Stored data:
=======

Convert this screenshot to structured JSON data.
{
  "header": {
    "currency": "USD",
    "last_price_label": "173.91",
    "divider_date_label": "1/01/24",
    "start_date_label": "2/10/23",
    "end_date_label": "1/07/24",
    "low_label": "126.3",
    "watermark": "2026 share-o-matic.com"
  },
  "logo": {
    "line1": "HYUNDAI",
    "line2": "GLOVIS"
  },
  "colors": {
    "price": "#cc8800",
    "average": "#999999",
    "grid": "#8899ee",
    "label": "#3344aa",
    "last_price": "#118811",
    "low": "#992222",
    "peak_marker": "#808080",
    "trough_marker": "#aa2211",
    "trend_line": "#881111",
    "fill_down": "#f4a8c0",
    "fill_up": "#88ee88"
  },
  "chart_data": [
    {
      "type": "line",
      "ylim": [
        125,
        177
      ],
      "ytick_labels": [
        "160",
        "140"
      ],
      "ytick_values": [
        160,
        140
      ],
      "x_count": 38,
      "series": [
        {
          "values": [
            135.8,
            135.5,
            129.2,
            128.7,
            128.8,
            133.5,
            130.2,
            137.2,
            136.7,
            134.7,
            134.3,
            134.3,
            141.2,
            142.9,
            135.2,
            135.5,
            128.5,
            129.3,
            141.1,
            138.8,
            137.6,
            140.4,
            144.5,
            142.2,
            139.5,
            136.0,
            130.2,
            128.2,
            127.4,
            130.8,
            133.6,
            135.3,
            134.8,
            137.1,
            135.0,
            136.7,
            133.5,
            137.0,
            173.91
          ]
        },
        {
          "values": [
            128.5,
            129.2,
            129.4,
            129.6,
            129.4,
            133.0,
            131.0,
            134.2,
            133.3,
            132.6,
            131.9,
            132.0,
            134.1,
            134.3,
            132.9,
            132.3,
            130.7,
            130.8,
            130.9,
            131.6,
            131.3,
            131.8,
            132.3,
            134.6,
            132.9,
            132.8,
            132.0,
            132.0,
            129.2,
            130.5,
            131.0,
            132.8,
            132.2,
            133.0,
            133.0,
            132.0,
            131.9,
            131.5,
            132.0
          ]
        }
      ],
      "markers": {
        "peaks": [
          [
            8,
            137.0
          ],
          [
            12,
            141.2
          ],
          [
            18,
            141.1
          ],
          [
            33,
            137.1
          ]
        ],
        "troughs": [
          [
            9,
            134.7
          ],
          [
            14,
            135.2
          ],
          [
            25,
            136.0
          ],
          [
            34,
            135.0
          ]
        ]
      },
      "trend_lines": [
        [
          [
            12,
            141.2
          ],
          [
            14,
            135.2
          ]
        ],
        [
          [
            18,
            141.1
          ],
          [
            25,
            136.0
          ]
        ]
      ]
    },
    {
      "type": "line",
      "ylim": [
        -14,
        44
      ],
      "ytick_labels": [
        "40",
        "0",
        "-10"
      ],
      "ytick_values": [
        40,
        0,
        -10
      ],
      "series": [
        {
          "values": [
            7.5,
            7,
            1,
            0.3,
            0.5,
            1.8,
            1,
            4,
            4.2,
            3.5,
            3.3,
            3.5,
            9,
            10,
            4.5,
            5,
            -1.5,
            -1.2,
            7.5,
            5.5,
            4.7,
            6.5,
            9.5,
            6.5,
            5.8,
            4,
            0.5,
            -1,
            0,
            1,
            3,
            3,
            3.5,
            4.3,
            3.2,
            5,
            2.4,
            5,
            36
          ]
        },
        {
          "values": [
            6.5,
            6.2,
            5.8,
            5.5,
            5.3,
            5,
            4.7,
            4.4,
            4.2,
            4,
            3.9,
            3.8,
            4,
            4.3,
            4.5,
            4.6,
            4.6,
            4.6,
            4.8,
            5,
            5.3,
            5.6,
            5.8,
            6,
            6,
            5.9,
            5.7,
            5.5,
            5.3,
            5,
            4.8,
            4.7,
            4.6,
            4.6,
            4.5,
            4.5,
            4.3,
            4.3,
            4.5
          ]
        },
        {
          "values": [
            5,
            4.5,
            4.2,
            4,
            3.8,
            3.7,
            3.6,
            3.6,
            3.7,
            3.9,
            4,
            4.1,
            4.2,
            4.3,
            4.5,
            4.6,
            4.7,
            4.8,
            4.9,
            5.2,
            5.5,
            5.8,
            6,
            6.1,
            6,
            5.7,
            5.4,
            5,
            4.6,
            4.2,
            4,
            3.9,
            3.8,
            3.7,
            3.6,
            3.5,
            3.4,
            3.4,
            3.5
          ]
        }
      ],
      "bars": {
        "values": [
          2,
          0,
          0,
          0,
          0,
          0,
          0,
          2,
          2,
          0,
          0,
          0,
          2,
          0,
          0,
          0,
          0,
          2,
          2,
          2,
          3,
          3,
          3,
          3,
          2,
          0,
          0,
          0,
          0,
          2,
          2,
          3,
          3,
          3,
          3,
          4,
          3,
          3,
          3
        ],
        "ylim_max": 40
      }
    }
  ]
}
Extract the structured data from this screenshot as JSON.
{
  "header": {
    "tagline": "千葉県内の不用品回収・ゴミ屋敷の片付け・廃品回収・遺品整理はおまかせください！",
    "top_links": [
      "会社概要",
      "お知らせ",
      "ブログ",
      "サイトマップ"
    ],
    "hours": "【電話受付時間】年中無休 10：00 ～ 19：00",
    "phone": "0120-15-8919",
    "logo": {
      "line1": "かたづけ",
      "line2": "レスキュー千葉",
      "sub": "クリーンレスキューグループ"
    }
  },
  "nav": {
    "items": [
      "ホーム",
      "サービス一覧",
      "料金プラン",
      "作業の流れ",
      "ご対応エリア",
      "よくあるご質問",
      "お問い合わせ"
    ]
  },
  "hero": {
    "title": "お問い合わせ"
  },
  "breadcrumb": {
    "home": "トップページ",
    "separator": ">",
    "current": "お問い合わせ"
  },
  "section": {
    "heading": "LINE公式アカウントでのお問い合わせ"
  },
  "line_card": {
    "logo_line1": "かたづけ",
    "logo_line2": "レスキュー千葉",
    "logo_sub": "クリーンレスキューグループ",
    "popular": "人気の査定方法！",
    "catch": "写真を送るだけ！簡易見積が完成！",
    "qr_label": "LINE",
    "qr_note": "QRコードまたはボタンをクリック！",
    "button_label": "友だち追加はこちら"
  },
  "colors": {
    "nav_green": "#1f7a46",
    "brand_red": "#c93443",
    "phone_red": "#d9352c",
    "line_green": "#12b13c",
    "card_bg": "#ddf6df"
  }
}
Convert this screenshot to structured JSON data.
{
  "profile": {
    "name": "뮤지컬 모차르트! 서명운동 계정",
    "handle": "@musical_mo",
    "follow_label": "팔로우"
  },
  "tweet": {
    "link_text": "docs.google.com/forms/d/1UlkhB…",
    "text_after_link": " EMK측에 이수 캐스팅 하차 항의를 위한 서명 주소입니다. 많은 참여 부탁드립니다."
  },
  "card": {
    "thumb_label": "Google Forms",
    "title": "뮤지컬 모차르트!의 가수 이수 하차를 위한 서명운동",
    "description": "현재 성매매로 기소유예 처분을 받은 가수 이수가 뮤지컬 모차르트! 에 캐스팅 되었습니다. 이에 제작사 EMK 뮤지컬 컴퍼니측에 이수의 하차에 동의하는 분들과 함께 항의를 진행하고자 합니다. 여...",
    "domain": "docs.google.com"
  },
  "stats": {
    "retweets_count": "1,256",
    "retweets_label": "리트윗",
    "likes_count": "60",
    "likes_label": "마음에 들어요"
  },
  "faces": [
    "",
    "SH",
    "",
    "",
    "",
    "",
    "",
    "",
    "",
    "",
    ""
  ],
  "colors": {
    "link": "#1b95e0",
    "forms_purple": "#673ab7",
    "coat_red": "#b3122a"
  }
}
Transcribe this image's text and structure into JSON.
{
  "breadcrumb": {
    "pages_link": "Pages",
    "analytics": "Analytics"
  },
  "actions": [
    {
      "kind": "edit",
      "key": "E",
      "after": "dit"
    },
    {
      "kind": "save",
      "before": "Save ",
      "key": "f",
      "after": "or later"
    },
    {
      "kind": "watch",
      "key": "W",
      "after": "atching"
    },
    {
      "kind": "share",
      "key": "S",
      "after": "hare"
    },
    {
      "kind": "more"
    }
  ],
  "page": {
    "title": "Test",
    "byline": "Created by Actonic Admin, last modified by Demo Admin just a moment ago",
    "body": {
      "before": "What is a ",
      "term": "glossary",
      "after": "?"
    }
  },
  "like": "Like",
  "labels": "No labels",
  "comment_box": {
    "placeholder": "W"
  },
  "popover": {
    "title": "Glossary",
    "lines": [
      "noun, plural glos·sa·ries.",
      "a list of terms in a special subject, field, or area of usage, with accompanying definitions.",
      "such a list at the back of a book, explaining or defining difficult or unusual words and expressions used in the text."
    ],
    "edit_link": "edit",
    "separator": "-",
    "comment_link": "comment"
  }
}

=======

**Task:**
What is the number of lines in the data that hold the word "JSON"? Reply with that number and nothing else.

**Exercise output:**
4